> **WHAT IS ASKED**: Transcribe the entries below exactly; leave every image out.
===
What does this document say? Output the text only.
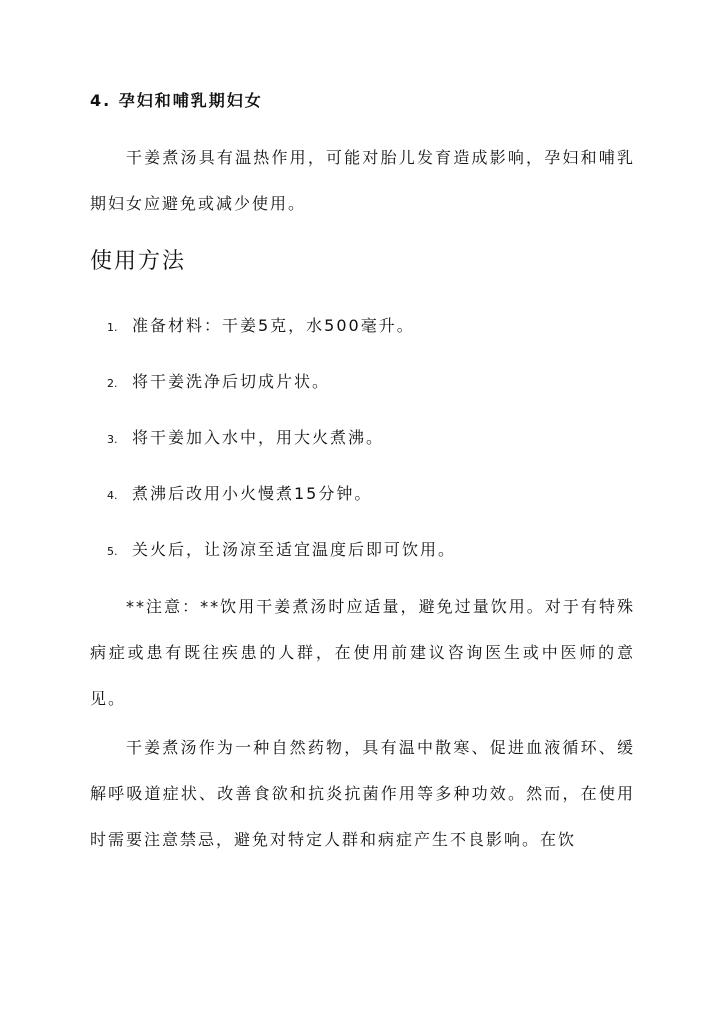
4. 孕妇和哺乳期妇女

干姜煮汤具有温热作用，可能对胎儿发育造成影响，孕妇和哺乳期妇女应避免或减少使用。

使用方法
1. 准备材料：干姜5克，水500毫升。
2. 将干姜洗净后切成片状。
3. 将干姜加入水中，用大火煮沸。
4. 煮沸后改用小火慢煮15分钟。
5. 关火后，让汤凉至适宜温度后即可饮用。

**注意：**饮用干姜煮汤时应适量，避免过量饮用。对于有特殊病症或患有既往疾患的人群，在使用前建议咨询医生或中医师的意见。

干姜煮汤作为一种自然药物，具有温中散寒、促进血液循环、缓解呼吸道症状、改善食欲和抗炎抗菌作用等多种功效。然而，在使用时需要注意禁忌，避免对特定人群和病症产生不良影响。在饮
===
> **EXERCISE RESULT**:
What does this document say? Output the text only.
4. 孕妇和哺乳期妇女

干姜煮汤具有温热作用，可能对胎儿发育造成影响，孕妇和哺乳期妇女应避免或减少使用。

使用方法
1. 准备材料：干姜5克，水500毫升。
2. 将干姜洗净后切成片状。
3. 将干姜加入水中，用大火煮沸。
4. 煮沸后改用小火慢煮15分钟。
5. 关火后，让汤凉至适宜温度后即可饮用。

**注意：**饮用干姜煮汤时应适量，避免过量饮用。对于有特殊病症或患有既往疾患的人群，在使用前建议咨询医生或中医师的意见。

干姜煮汤作为一种自然药物，具有温中散寒、促进血液循环、缓解呼吸道症状、改善食欲和抗炎抗菌作用等多种功效。然而，在使用时需要注意禁忌，避免对特定人群和病症产生不良影响。在饮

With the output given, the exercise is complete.